● Work to be completed
Report only the number of lines in the records that contain the word "ВООРУЖЕНА".

● Available records
+ + +
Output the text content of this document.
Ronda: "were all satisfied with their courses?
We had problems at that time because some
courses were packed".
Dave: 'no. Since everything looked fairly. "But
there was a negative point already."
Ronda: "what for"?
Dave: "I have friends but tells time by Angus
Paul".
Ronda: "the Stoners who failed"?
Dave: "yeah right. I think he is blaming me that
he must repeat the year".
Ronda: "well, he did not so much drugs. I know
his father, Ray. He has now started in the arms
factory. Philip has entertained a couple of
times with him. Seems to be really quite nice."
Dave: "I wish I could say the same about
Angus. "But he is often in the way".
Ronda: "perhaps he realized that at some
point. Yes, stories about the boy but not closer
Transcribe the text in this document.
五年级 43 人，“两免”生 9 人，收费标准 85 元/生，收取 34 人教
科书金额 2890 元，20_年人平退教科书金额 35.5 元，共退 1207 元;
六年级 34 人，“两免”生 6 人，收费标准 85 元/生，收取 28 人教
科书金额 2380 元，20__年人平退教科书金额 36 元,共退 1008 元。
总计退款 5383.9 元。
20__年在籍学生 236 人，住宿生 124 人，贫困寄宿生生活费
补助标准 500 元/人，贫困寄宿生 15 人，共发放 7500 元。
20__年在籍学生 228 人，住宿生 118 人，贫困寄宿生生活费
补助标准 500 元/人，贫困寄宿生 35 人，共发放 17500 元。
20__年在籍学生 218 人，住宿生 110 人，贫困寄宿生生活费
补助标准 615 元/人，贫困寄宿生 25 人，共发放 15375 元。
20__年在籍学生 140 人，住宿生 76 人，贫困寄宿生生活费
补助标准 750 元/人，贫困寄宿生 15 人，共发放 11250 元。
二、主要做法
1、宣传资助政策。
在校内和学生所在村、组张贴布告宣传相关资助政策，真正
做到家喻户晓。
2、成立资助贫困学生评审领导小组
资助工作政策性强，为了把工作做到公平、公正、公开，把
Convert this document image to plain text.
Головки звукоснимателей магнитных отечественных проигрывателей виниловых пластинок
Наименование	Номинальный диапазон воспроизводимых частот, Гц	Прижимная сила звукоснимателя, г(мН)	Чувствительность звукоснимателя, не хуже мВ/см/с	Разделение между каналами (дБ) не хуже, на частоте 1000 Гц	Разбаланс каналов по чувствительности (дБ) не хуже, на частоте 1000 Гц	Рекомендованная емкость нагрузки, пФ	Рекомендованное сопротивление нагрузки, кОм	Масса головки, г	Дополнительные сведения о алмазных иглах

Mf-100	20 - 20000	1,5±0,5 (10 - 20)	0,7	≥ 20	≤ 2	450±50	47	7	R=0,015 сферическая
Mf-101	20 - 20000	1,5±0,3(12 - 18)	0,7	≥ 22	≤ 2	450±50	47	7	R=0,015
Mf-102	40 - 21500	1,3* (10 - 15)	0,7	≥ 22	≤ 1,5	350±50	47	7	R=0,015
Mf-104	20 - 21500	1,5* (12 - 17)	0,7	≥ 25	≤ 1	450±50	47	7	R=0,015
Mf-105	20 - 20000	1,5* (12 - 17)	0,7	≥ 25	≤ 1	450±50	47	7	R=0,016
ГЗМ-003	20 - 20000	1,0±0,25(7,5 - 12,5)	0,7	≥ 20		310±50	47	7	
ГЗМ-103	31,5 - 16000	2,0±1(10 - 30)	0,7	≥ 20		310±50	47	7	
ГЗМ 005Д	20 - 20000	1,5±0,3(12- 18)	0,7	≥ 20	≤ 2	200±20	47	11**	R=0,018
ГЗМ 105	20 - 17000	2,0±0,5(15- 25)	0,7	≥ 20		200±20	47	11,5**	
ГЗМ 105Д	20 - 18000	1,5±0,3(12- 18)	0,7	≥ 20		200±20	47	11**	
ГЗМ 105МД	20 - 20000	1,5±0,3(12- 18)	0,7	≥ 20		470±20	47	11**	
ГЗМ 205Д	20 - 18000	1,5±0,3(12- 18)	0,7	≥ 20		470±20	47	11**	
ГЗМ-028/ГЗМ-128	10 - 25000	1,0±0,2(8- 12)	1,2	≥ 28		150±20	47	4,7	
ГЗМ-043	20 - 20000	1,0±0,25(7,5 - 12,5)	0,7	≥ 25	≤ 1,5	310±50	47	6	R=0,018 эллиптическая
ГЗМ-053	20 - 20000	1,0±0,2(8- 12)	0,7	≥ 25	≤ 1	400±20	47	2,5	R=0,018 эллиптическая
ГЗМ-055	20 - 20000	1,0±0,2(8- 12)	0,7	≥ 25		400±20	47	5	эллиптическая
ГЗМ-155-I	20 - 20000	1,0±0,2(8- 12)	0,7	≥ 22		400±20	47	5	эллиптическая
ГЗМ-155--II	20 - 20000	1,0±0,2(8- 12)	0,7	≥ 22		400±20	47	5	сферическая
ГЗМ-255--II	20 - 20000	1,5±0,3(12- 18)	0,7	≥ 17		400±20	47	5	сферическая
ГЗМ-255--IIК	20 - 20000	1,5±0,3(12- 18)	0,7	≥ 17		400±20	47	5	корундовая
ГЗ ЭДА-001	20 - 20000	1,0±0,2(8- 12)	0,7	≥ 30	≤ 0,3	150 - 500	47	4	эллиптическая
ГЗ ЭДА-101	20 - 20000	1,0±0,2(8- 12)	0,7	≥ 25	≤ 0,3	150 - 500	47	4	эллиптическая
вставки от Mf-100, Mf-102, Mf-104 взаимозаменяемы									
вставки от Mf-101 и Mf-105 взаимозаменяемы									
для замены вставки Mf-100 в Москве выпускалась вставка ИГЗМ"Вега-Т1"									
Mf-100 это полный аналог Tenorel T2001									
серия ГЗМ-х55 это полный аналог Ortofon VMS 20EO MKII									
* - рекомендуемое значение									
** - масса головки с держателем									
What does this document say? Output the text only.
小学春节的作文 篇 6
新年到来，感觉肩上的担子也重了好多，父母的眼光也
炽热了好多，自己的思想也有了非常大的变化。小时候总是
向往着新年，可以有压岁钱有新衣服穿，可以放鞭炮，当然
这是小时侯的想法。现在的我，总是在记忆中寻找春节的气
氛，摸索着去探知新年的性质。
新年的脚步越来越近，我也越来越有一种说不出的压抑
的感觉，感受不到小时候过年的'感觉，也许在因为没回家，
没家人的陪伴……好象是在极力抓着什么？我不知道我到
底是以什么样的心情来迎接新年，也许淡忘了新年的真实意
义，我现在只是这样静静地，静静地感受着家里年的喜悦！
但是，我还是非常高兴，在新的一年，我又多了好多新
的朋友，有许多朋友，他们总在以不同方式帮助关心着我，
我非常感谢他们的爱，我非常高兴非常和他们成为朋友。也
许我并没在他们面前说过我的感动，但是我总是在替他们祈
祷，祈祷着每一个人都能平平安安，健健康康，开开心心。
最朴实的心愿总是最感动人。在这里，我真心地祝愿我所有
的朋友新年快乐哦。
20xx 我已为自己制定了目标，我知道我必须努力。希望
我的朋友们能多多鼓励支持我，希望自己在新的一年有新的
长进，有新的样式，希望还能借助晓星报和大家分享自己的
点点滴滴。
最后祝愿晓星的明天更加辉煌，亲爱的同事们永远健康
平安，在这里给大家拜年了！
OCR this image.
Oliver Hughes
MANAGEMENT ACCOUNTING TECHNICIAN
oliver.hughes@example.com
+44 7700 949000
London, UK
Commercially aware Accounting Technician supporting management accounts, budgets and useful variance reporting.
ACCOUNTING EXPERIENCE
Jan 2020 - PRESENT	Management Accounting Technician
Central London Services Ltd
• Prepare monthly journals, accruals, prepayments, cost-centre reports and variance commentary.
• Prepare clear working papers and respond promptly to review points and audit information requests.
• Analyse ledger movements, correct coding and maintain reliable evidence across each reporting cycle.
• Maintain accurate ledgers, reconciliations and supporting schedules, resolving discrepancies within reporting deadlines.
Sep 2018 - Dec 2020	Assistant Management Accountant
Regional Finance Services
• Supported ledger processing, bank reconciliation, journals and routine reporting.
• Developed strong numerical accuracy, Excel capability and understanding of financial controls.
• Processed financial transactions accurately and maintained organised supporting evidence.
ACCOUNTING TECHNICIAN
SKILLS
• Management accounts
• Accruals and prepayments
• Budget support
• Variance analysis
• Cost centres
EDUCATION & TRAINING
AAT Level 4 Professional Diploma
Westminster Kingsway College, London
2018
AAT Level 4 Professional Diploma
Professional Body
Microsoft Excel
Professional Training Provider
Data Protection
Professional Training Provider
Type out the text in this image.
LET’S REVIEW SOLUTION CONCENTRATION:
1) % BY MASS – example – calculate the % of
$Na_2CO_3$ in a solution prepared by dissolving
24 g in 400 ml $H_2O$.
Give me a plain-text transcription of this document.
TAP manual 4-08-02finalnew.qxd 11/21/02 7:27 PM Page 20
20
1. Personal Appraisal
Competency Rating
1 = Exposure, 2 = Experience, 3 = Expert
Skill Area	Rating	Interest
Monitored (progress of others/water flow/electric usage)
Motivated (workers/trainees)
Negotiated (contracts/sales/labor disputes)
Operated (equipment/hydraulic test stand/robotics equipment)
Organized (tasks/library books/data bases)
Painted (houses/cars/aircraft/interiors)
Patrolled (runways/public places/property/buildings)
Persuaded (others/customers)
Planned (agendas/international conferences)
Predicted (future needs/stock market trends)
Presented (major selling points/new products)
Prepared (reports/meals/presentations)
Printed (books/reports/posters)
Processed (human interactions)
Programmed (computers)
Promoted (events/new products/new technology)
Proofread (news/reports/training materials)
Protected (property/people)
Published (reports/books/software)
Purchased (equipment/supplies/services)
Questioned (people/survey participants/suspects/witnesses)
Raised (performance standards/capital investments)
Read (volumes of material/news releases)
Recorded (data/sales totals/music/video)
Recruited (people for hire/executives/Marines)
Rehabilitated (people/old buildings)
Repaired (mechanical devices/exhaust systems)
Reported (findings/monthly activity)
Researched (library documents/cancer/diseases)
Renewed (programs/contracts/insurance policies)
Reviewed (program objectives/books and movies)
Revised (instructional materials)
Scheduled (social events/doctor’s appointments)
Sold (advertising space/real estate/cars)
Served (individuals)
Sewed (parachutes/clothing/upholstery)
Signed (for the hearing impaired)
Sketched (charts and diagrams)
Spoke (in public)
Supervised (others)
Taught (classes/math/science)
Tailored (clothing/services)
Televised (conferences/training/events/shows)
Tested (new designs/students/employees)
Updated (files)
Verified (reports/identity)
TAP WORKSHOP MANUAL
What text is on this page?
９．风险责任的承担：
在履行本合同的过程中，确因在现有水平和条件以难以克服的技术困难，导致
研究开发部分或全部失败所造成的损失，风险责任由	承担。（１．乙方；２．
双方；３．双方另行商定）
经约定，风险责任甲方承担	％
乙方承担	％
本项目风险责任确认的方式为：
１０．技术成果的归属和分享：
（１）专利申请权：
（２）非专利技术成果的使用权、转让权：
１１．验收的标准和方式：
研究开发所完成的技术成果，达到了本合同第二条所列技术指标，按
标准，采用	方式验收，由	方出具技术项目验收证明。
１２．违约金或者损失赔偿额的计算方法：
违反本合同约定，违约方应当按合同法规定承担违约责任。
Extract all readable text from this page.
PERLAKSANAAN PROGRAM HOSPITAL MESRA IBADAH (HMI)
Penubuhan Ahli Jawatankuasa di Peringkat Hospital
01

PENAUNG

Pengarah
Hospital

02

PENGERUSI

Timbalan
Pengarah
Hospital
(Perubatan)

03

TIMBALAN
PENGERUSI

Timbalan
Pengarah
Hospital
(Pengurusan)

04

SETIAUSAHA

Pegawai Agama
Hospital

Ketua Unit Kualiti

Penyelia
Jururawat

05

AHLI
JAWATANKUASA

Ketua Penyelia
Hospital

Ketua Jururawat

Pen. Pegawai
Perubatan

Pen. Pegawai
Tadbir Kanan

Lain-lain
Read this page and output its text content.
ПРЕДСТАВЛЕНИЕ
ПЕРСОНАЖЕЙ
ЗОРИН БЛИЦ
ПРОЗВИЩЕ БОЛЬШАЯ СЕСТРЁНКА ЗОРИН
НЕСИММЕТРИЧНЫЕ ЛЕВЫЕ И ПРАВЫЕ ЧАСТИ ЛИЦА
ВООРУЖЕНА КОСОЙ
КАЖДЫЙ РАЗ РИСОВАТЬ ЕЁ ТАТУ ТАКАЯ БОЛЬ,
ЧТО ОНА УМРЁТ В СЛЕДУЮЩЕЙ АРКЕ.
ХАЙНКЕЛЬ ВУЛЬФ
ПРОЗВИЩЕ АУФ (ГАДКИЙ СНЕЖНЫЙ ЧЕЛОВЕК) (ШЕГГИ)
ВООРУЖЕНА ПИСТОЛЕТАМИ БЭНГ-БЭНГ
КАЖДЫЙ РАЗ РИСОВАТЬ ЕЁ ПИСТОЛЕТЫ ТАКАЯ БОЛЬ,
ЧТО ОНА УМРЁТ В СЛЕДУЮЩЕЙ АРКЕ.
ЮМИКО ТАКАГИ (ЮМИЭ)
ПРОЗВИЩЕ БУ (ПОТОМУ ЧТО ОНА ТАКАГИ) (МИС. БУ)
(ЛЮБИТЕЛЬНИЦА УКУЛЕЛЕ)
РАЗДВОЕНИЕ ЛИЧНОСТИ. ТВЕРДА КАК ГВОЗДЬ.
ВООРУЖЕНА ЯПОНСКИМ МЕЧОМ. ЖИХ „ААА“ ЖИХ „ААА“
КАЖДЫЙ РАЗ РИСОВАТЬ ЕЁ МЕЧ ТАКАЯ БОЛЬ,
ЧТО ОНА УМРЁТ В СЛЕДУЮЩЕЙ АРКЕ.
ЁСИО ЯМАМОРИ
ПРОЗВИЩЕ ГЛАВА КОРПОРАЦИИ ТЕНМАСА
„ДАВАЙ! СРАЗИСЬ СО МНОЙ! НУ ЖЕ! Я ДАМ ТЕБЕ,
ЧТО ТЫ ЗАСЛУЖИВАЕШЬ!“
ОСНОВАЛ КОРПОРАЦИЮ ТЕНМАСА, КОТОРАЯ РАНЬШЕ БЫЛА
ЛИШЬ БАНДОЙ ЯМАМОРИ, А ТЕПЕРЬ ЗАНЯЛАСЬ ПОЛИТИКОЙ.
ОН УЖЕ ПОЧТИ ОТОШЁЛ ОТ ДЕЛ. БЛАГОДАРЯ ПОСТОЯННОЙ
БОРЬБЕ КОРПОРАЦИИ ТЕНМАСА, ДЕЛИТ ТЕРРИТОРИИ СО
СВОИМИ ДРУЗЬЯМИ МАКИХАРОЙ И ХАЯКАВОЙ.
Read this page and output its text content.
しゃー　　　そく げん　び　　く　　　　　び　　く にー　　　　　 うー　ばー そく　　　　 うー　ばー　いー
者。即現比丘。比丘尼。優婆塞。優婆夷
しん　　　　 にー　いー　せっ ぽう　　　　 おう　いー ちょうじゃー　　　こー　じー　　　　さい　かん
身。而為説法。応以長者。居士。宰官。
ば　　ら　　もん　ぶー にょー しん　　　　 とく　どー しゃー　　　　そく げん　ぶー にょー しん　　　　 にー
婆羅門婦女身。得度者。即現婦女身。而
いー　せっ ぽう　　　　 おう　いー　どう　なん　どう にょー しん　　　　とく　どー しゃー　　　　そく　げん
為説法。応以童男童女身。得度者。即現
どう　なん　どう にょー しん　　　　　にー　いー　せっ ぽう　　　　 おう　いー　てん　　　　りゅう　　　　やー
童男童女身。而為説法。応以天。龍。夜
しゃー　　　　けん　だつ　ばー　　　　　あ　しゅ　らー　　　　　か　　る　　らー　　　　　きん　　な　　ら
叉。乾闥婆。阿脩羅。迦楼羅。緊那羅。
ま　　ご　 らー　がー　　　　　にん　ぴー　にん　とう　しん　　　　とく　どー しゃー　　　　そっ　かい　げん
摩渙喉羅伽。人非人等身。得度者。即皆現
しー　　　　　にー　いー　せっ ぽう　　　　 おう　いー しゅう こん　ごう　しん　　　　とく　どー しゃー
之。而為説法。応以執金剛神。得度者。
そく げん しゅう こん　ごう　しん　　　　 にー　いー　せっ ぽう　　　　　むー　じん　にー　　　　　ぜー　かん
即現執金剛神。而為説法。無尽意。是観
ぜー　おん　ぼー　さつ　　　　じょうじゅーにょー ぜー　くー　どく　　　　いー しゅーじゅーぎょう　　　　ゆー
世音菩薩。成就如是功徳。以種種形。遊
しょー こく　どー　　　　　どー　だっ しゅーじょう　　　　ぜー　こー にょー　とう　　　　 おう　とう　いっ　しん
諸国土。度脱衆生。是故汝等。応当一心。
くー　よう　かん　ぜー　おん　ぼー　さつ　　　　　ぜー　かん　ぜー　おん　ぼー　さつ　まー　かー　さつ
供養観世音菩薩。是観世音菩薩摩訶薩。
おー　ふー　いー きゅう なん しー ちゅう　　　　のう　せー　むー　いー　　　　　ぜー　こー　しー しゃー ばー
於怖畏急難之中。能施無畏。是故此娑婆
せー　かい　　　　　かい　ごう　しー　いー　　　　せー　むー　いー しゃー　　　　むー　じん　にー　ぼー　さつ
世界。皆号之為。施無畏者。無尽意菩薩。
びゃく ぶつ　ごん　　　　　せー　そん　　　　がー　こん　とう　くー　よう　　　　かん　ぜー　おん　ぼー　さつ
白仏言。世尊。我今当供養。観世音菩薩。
+ + +
● Full solution
3